* _HOW TO COMPLETE THIS TASK_: Find every line in the records below that holds the word "FancyBboxPatch" and copy it.

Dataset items
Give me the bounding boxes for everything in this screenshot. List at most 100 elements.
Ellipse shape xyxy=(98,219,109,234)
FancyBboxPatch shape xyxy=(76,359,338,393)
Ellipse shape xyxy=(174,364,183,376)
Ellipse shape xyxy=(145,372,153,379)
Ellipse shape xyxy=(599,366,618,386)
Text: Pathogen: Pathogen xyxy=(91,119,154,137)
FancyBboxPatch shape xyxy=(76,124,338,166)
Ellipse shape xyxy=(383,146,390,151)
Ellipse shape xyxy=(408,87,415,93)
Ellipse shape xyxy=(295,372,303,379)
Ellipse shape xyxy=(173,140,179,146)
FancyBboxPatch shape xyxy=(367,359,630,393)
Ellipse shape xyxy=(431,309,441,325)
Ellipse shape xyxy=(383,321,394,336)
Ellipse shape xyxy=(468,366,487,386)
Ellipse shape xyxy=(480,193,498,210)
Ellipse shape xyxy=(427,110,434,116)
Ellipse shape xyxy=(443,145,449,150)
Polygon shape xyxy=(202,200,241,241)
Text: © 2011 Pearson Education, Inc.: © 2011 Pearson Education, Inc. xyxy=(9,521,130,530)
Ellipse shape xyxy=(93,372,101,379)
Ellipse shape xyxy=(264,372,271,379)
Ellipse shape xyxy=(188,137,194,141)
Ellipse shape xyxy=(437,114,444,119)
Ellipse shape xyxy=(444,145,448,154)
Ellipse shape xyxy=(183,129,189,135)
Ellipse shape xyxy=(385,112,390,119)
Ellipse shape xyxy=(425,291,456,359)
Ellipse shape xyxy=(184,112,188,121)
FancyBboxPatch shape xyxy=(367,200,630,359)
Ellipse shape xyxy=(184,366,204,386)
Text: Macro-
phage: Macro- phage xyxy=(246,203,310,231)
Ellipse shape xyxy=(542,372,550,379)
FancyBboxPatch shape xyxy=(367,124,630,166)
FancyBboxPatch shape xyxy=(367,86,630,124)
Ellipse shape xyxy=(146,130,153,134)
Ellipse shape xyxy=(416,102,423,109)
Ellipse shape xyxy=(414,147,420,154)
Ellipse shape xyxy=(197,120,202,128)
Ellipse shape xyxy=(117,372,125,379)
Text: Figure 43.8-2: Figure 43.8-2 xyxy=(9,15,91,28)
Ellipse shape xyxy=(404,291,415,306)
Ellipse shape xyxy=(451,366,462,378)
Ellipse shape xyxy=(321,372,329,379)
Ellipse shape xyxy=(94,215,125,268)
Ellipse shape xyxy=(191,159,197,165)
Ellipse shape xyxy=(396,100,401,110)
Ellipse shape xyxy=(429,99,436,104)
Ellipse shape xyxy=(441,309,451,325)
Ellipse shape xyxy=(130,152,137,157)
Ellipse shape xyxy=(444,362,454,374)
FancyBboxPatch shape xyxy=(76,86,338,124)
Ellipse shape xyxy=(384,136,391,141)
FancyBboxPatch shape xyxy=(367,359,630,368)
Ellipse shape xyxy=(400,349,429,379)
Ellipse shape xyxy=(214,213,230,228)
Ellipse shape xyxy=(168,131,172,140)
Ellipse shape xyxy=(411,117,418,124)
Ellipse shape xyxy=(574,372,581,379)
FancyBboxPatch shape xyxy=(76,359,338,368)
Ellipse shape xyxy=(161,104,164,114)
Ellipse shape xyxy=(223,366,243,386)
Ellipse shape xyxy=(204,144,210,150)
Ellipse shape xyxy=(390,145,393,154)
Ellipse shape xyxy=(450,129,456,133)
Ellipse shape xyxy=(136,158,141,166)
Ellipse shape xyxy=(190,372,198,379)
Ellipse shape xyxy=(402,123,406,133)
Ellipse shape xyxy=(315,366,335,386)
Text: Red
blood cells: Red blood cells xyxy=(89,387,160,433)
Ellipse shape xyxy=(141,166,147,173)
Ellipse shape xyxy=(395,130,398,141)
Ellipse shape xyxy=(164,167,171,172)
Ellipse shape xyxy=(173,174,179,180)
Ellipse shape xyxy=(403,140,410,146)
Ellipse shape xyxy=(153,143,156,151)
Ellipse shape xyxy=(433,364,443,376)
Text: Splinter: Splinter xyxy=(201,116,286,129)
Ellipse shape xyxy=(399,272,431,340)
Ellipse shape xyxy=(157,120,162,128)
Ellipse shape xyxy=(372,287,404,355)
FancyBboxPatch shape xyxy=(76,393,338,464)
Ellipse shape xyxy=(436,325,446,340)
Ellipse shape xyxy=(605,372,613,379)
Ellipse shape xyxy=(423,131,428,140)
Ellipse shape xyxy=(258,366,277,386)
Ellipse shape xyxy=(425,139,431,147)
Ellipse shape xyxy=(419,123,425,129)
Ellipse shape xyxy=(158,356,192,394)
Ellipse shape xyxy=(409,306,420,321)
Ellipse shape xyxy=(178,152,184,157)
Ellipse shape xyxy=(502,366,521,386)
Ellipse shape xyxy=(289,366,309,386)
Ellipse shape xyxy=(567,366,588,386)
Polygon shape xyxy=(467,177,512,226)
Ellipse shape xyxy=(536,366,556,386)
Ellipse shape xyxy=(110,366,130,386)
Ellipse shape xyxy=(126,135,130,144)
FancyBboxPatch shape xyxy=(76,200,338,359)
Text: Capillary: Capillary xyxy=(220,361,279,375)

* _ANSWER FOR THIS EXERCISE_:
FancyBboxPatch shape xyxy=(76,359,338,393)
FancyBboxPatch shape xyxy=(76,124,338,166)
FancyBboxPatch shape xyxy=(367,359,630,393)
FancyBboxPatch shape xyxy=(367,200,630,359)
FancyBboxPatch shape xyxy=(367,124,630,166)
FancyBboxPatch shape xyxy=(367,86,630,124)
FancyBboxPatch shape xyxy=(76,86,338,124)
FancyBboxPatch shape xyxy=(367,359,630,368)
FancyBboxPatch shape xyxy=(76,359,338,368)
FancyBboxPatch shape xyxy=(76,393,338,464)
FancyBboxPatch shape xyxy=(76,200,338,359)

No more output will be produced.